[START OF DATA FOR THIS TASK]
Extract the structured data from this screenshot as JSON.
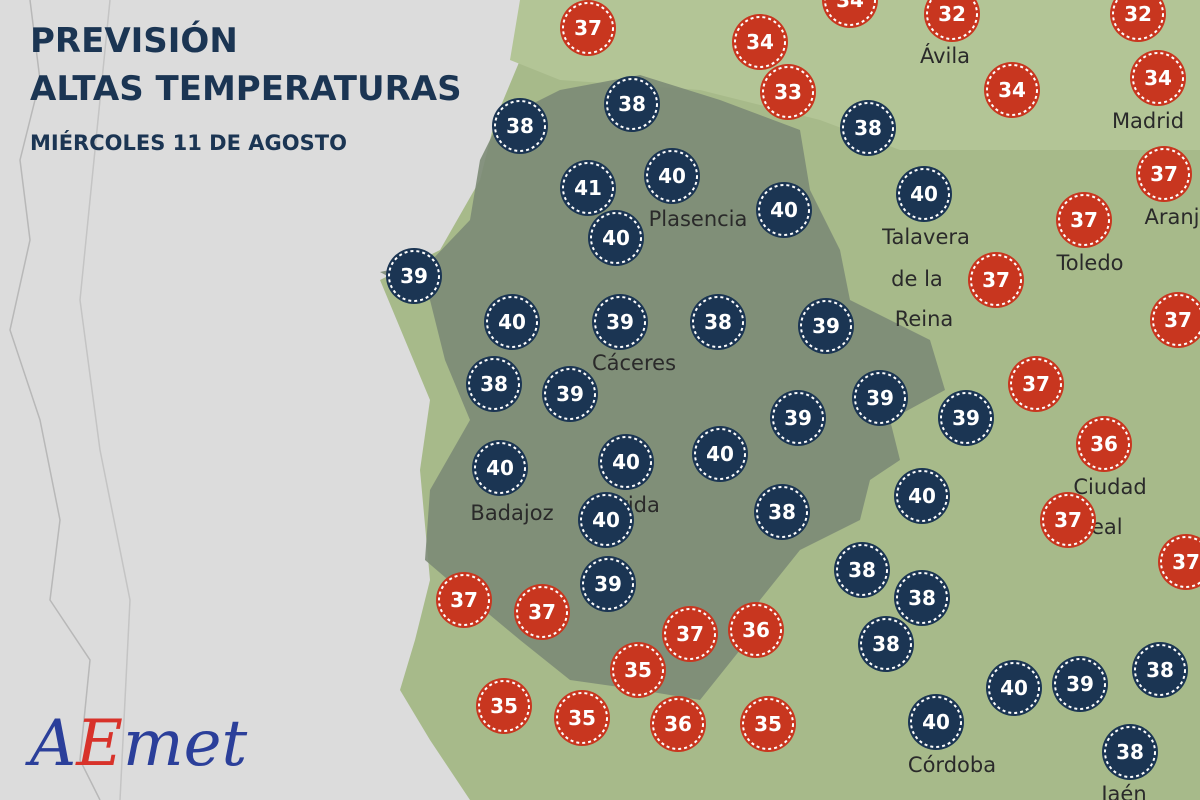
{
  "header": {
    "title_lines": [
      "PREVISIÓN",
      "ALTAS TEMPERATURAS"
    ],
    "subtitle": "MIÉRCOLES 11 DE AGOSTO"
  },
  "places": [
    "Ávila",
    "Madrid",
    "Aranj",
    "Plasencia",
    "Talavera",
    "de la",
    "Reina",
    "Toledo",
    "Cáceres",
    "Ciudad",
    "Real",
    "Badajoz",
    "Mérida",
    "Córdoba",
    "Jaén"
  ],
  "markers": [
    {
      "value": 37,
      "color": "#c8361f"
    },
    {
      "value": 34,
      "color": "#c8361f"
    },
    {
      "value": 34,
      "color": "#c8361f"
    },
    {
      "value": 32,
      "color": "#c8361f"
    },
    {
      "value": 32,
      "color": "#c8361f"
    },
    {
      "value": 33,
      "color": "#c8361f"
    },
    {
      "value": 34,
      "color": "#c8361f"
    },
    {
      "value": 34,
      "color": "#c8361f"
    },
    {
      "value": 38,
      "color": "#1b3553"
    },
    {
      "value": 38,
      "color": "#1b3553"
    },
    {
      "value": 38,
      "color": "#1b3553"
    },
    {
      "value": 40,
      "color": "#1b3553"
    },
    {
      "value": 41,
      "color": "#1b3553"
    },
    {
      "value": 40,
      "color": "#1b3553"
    },
    {
      "value": 40,
      "color": "#1b3553"
    },
    {
      "value": 40,
      "color": "#1b3553"
    },
    {
      "value": 37,
      "color": "#c8361f"
    },
    {
      "value": 37,
      "color": "#c8361f"
    },
    {
      "value": 39,
      "color": "#1b3553"
    },
    {
      "value": 37,
      "color": "#c8361f"
    },
    {
      "value": 40,
      "color": "#1b3553"
    },
    {
      "value": 39,
      "color": "#1b3553"
    },
    {
      "value": 38,
      "color": "#1b3553"
    },
    {
      "value": 39,
      "color": "#1b3553"
    },
    {
      "value": 37,
      "color": "#c8361f"
    },
    {
      "value": 38,
      "color": "#1b3553"
    },
    {
      "value": 39,
      "color": "#1b3553"
    },
    {
      "value": 37,
      "color": "#c8361f"
    },
    {
      "value": 39,
      "color": "#1b3553"
    },
    {
      "value": 39,
      "color": "#1b3553"
    },
    {
      "value": 39,
      "color": "#1b3553"
    },
    {
      "value": 36,
      "color": "#c8361f"
    },
    {
      "value": 40,
      "color": "#1b3553"
    },
    {
      "value": 40,
      "color": "#1b3553"
    },
    {
      "value": 40,
      "color": "#1b3553"
    },
    {
      "value": 40,
      "color": "#1b3553"
    },
    {
      "value": 38,
      "color": "#1b3553"
    },
    {
      "value": 40,
      "color": "#1b3553"
    },
    {
      "value": 37,
      "color": "#c8361f"
    },
    {
      "value": 38,
      "color": "#1b3553"
    },
    {
      "value": 38,
      "color": "#1b3553"
    },
    {
      "value": 37,
      "color": "#c8361f"
    },
    {
      "value": 39,
      "color": "#1b3553"
    },
    {
      "value": 37,
      "color": "#c8361f"
    },
    {
      "value": 37,
      "color": "#c8361f"
    },
    {
      "value": 37,
      "color": "#c8361f"
    },
    {
      "value": 36,
      "color": "#c8361f"
    },
    {
      "value": 35,
      "color": "#c8361f"
    },
    {
      "value": 38,
      "color": "#1b3553"
    },
    {
      "value": 35,
      "color": "#c8361f"
    },
    {
      "value": 35,
      "color": "#c8361f"
    },
    {
      "value": 36,
      "color": "#c8361f"
    },
    {
      "value": 35,
      "color": "#c8361f"
    },
    {
      "value": 40,
      "color": "#1b3553"
    },
    {
      "value": 39,
      "color": "#1b3553"
    },
    {
      "value": 38,
      "color": "#1b3553"
    },
    {
      "value": 40,
      "color": "#1b3553"
    },
    {
      "value": 38,
      "color": "#1b3553"
    }
  ],
  "logo": [
    "A",
    "E",
    "met"
  ]
}
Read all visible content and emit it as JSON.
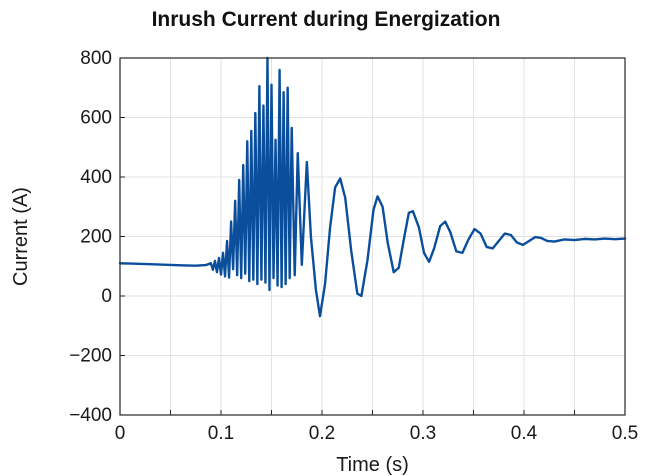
{
  "chart_data": {
    "type": "line",
    "title": "Inrush Current during Energization",
    "xlabel": "Time (s)",
    "ylabel": "Current (A)",
    "xlim": [
      0,
      0.5
    ],
    "ylim": [
      -400,
      800
    ],
    "grid": true,
    "x_ticks": [
      0,
      0.05,
      0.1,
      0.15,
      0.2,
      0.25,
      0.3,
      0.35,
      0.4,
      0.45,
      0.5
    ],
    "x_tick_labels": [
      "0",
      "",
      "0.1",
      "",
      "0.2",
      "",
      "0.3",
      "",
      "0.4",
      "",
      "0.5"
    ],
    "y_ticks": [
      -400,
      -200,
      0,
      200,
      400,
      600,
      800
    ],
    "y_tick_labels": [
      "−400",
      "−200",
      "0",
      "200",
      "400",
      "600",
      "800"
    ],
    "series": [
      {
        "color": "#0b4f9c",
        "points": [
          [
            0.0,
            110
          ],
          [
            0.03,
            107
          ],
          [
            0.06,
            103
          ],
          [
            0.075,
            102
          ],
          [
            0.085,
            104
          ],
          [
            0.09,
            110
          ],
          [
            0.092,
            88
          ],
          [
            0.094,
            118
          ],
          [
            0.096,
            80
          ],
          [
            0.098,
            128
          ],
          [
            0.1,
            72
          ],
          [
            0.102,
            145
          ],
          [
            0.104,
            66
          ],
          [
            0.106,
            185
          ],
          [
            0.108,
            62
          ],
          [
            0.11,
            250
          ],
          [
            0.112,
            90
          ],
          [
            0.114,
            320
          ],
          [
            0.116,
            70
          ],
          [
            0.118,
            390
          ],
          [
            0.12,
            60
          ],
          [
            0.122,
            440
          ],
          [
            0.124,
            75
          ],
          [
            0.126,
            520
          ],
          [
            0.128,
            50
          ],
          [
            0.13,
            555
          ],
          [
            0.132,
            55
          ],
          [
            0.134,
            615
          ],
          [
            0.136,
            40
          ],
          [
            0.138,
            705
          ],
          [
            0.14,
            55
          ],
          [
            0.142,
            640
          ],
          [
            0.144,
            45
          ],
          [
            0.146,
            800
          ],
          [
            0.148,
            20
          ],
          [
            0.15,
            710
          ],
          [
            0.152,
            60
          ],
          [
            0.154,
            525
          ],
          [
            0.156,
            35
          ],
          [
            0.158,
            760
          ],
          [
            0.16,
            30
          ],
          [
            0.162,
            685
          ],
          [
            0.164,
            40
          ],
          [
            0.166,
            700
          ],
          [
            0.168,
            60
          ],
          [
            0.17,
            565
          ],
          [
            0.173,
            70
          ],
          [
            0.176,
            480
          ],
          [
            0.18,
            105
          ],
          [
            0.185,
            450
          ],
          [
            0.189,
            200
          ],
          [
            0.194,
            20
          ],
          [
            0.198,
            -68
          ],
          [
            0.203,
            40
          ],
          [
            0.208,
            230
          ],
          [
            0.213,
            365
          ],
          [
            0.218,
            395
          ],
          [
            0.223,
            330
          ],
          [
            0.229,
            150
          ],
          [
            0.235,
            8
          ],
          [
            0.239,
            0
          ],
          [
            0.245,
            120
          ],
          [
            0.251,
            290
          ],
          [
            0.255,
            335
          ],
          [
            0.26,
            300
          ],
          [
            0.265,
            180
          ],
          [
            0.271,
            80
          ],
          [
            0.276,
            95
          ],
          [
            0.281,
            190
          ],
          [
            0.286,
            280
          ],
          [
            0.29,
            285
          ],
          [
            0.296,
            230
          ],
          [
            0.301,
            145
          ],
          [
            0.306,
            115
          ],
          [
            0.311,
            160
          ],
          [
            0.317,
            235
          ],
          [
            0.322,
            250
          ],
          [
            0.327,
            215
          ],
          [
            0.333,
            150
          ],
          [
            0.339,
            145
          ],
          [
            0.345,
            190
          ],
          [
            0.351,
            225
          ],
          [
            0.357,
            210
          ],
          [
            0.363,
            165
          ],
          [
            0.369,
            160
          ],
          [
            0.375,
            185
          ],
          [
            0.381,
            210
          ],
          [
            0.387,
            205
          ],
          [
            0.393,
            180
          ],
          [
            0.399,
            172
          ],
          [
            0.405,
            185
          ],
          [
            0.411,
            198
          ],
          [
            0.417,
            195
          ],
          [
            0.423,
            185
          ],
          [
            0.43,
            183
          ],
          [
            0.44,
            190
          ],
          [
            0.45,
            188
          ],
          [
            0.46,
            192
          ],
          [
            0.47,
            190
          ],
          [
            0.48,
            193
          ],
          [
            0.49,
            191
          ],
          [
            0.5,
            193
          ]
        ]
      }
    ]
  }
}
[END OF DATA FOR THIS TASK]
▶ WORK TO DO
Copy each line of the listing that includes "Current".

▶ THE SOLUTION
    "title": "Inrush Current during Energization",
    "ylabel": "Current (A)",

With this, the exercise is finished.